▶ WHAT IS ASKED
Tally every line featuring "surface", then give that tally alone.

▶ EXERCISE INPUT
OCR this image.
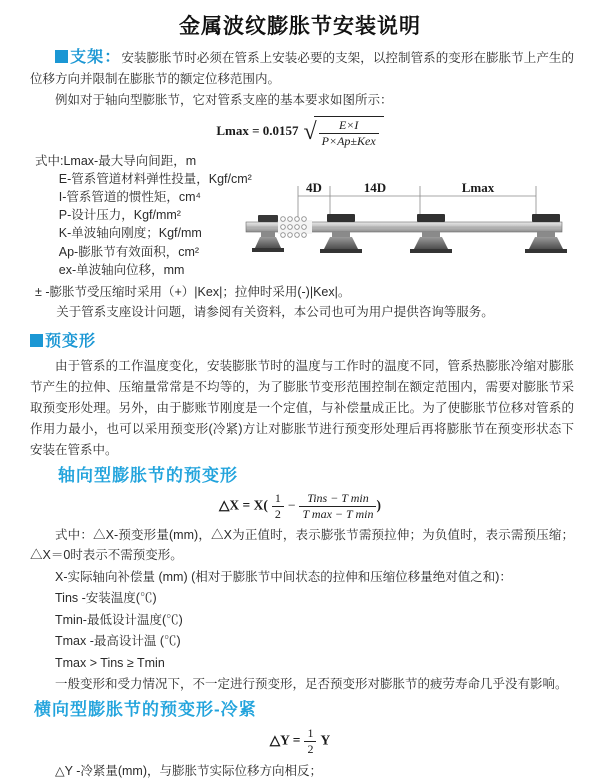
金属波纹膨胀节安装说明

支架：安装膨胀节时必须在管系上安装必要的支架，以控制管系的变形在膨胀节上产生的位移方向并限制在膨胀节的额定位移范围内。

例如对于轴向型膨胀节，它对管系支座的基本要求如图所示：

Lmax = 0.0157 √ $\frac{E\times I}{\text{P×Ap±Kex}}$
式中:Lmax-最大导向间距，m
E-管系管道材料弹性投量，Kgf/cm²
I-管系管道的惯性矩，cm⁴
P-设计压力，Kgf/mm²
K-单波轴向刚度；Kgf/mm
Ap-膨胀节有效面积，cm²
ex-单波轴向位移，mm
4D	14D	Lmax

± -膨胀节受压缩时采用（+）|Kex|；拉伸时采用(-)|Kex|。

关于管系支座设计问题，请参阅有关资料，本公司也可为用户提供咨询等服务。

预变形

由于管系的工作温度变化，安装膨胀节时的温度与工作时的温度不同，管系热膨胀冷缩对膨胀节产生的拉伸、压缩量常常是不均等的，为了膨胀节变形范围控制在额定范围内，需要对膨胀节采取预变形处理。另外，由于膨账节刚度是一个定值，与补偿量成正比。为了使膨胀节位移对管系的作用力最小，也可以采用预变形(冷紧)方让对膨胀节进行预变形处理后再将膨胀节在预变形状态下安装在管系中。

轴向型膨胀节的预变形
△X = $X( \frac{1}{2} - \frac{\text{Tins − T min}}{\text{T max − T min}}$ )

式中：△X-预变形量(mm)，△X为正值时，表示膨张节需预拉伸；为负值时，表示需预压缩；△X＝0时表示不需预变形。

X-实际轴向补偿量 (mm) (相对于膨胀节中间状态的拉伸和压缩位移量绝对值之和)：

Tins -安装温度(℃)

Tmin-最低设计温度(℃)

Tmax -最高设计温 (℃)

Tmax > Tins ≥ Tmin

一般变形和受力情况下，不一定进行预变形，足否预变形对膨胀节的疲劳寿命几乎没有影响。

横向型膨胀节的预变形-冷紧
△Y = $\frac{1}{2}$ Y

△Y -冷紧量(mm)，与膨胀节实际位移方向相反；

* * *

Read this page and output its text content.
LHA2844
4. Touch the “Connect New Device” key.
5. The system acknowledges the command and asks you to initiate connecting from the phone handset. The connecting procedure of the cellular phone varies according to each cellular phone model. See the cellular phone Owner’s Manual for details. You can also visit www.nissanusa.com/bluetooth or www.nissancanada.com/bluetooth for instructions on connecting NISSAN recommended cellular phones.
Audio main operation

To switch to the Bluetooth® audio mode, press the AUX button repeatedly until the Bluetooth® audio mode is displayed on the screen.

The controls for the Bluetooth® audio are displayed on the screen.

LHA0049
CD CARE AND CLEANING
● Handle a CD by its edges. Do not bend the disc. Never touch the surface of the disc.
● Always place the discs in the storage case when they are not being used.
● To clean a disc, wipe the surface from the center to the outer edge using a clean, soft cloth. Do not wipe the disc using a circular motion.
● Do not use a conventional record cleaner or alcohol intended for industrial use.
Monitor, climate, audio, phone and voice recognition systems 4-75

▶ OUTPUT FOR THIS EXERCISE
2